__DIRECTIONS FOR THIS TASK__. Present every line of the material below as a numbered list, leaving out any blank lines.

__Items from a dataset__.

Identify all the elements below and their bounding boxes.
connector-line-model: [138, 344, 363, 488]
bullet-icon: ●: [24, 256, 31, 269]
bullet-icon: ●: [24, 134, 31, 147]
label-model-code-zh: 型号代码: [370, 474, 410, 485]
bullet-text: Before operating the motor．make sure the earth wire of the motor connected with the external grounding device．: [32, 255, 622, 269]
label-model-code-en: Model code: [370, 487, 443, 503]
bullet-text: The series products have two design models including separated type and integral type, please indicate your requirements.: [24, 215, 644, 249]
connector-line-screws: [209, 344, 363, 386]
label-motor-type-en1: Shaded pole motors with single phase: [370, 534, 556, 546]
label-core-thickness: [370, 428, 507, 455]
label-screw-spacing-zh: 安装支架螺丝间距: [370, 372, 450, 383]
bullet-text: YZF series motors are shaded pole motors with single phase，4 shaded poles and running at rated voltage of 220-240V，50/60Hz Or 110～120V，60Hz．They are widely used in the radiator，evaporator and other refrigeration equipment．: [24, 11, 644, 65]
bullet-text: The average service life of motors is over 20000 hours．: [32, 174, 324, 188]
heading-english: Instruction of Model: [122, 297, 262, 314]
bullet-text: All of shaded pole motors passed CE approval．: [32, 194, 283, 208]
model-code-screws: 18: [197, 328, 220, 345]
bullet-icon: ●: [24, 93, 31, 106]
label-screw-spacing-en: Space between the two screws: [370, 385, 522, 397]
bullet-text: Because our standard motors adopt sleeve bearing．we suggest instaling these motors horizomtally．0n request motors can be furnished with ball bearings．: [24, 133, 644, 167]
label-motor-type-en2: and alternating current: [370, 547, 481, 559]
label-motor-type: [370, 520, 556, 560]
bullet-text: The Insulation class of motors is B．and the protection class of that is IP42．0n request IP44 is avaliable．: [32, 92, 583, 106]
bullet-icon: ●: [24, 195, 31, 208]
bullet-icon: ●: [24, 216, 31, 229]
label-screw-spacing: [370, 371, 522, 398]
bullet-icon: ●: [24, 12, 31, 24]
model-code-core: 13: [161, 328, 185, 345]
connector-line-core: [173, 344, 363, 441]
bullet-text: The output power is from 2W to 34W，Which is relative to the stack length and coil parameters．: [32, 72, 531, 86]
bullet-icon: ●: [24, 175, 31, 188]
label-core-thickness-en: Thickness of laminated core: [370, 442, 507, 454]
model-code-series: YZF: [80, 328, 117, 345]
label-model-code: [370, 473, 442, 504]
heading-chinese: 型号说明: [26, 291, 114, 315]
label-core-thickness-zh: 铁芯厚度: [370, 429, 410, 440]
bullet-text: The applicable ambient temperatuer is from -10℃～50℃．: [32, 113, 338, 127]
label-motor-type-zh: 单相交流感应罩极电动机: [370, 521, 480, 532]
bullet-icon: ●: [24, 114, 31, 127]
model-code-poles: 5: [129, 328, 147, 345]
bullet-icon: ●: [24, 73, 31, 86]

__THE RESPONSE__.
1. Identify all the elements below and their bounding boxes.
2. connector-line-model: [138, 344, 363, 488]
3. bullet-icon: ●: [24, 256, 31, 269]
4. bullet-icon: ●: [24, 134, 31, 147]
5. label-model-code-zh: 型号代码: [370, 474, 410, 485]
6. bullet-text: Before operating the motor．make sure the earth wire of the motor connected with the external grounding device．: [32, 255, 622, 269]
7. label-model-code-en: Model code: [370, 487, 443, 503]
8. bullet-text: The series products have two design models including separated type and integral type, please indicate your requirements.: [24, 215, 644, 249]
9. connector-line-screws: [209, 344, 363, 386]
10. label-motor-type-en1: Shaded pole motors with single phase: [370, 534, 556, 546]
11. label-core-thickness: [370, 428, 507, 455]
12. label-screw-spacing-zh: 安装支架螺丝间距: [370, 372, 450, 383]
13. bullet-text: YZF series motors are shaded pole motors with single phase，4 shaded poles and running at rated voltage of 220-240V，50/60Hz Or 110～120V，60Hz．They are widely used in the radiator，evaporator and other refrigeration equipment．: [24, 11, 644, 65]
14. bullet-text: The average service life of motors is over 20000 hours．: [32, 174, 324, 188]
15. heading-english: Instruction of Model: [122, 297, 262, 314]
16. bullet-text: All of shaded pole motors passed CE approval．: [32, 194, 283, 208]
17. model-code-screws: 18: [197, 328, 220, 345]
18. bullet-icon: ●: [24, 93, 31, 106]
19. label-screw-spacing-en: Space between the two screws: [370, 385, 522, 397]
20. bullet-text: Because our standard motors adopt sleeve bearing．we suggest instaling these motors horizomtally．0n request motors can be furnished with ball bearings．: [24, 133, 644, 167]
21. label-motor-type-en2: and alternating current: [370, 547, 481, 559]
22. label-motor-type: [370, 520, 556, 560]
23. bullet-text: The Insulation class of motors is B．and the protection class of that is IP42．0n request IP44 is avaliable．: [32, 92, 583, 106]
24. bullet-icon: ●: [24, 195, 31, 208]
25. bullet-icon: ●: [24, 216, 31, 229]
26. label-screw-spacing: [370, 371, 522, 398]
27. bullet-icon: ●: [24, 12, 31, 24]
28. model-code-core: 13: [161, 328, 185, 345]
29. connector-line-core: [173, 344, 363, 441]
30. bullet-text: The output power is from 2W to 34W，Which is relative to the stack length and coil parameters．: [32, 72, 531, 86]
31. bullet-icon: ●: [24, 175, 31, 188]
32. label-core-thickness-en: Thickness of laminated core: [370, 442, 507, 454]
33. model-code-series: YZF: [80, 328, 117, 345]
34. label-model-code: [370, 473, 442, 504]
35. heading-chinese: 型号说明: [26, 291, 114, 315]
36. label-core-thickness-zh: 铁芯厚度: [370, 429, 410, 440]
37. bullet-text: The applicable ambient temperatuer is from -10℃～50℃．: [32, 113, 338, 127]
38. label-motor-type-zh: 单相交流感应罩极电动机: [370, 521, 480, 532]
39. bullet-icon: ●: [24, 114, 31, 127]
40. model-code-poles: 5: [129, 328, 147, 345]
41. bullet-icon: ●: [24, 73, 31, 86]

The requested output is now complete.